> **STATED GOAL**:
Write out the listing beneath this instruction in its entirety, exactly as it reads.

Stored data entries
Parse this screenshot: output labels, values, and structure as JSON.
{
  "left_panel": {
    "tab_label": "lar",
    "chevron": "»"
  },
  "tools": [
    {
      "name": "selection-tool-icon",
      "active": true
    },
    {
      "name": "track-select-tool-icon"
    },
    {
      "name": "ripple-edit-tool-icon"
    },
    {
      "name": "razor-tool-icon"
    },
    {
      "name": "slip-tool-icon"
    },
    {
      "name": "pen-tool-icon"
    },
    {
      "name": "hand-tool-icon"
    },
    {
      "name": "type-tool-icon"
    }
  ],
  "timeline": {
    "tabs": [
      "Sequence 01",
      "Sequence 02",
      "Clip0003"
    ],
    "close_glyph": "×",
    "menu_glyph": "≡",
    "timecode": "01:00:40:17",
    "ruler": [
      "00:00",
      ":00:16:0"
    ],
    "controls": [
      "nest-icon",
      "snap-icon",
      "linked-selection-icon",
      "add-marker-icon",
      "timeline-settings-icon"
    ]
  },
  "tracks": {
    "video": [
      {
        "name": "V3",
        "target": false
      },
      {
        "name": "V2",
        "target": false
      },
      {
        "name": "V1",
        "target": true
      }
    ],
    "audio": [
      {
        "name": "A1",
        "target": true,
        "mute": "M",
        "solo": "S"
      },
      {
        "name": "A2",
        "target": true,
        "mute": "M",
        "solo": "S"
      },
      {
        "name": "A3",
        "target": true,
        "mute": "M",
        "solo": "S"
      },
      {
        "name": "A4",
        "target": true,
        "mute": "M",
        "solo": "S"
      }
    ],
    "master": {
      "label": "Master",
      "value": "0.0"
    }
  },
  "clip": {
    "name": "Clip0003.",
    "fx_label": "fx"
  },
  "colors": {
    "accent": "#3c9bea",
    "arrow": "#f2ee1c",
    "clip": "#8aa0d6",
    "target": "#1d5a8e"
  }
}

> **TASK ANSWER**:
Parse this screenshot: output labels, values, and structure as JSON.
{
  "left_panel": {
    "tab_label": "lar",
    "chevron": "»"
  },
  "tools": [
    {
      "name": "selection-tool-icon",
      "active": true
    },
    {
      "name": "track-select-tool-icon"
    },
    {
      "name": "ripple-edit-tool-icon"
    },
    {
      "name": "razor-tool-icon"
    },
    {
      "name": "slip-tool-icon"
    },
    {
      "name": "pen-tool-icon"
    },
    {
      "name": "hand-tool-icon"
    },
    {
      "name": "type-tool-icon"
    }
  ],
  "timeline": {
    "tabs": [
      "Sequence 01",
      "Sequence 02",
      "Clip0003"
    ],
    "close_glyph": "×",
    "menu_glyph": "≡",
    "timecode": "01:00:40:17",
    "ruler": [
      "00:00",
      ":00:16:0"
    ],
    "controls": [
      "nest-icon",
      "snap-icon",
      "linked-selection-icon",
      "add-marker-icon",
      "timeline-settings-icon"
    ]
  },
  "tracks": {
    "video": [
      {
        "name": "V3",
        "target": false
      },
      {
        "name": "V2",
        "target": false
      },
      {
        "name": "V1",
        "target": true
      }
    ],
    "audio": [
      {
        "name": "A1",
        "target": true,
        "mute": "M",
        "solo": "S"
      },
      {
        "name": "A2",
        "target": true,
        "mute": "M",
        "solo": "S"
      },
      {
        "name": "A3",
        "target": true,
        "mute": "M",
        "solo": "S"
      },
      {
        "name": "A4",
        "target": true,
        "mute": "M",
        "solo": "S"
      }
    ],
    "master": {
      "label": "Master",
      "value": "0.0"
    }
  },
  "clip": {
    "name": "Clip0003.",
    "fx_label": "fx"
  },
  "colors": {
    "accent": "#3c9bea",
    "arrow": "#f2ee1c",
    "clip": "#8aa0d6",
    "target": "#1d5a8e"
  }
}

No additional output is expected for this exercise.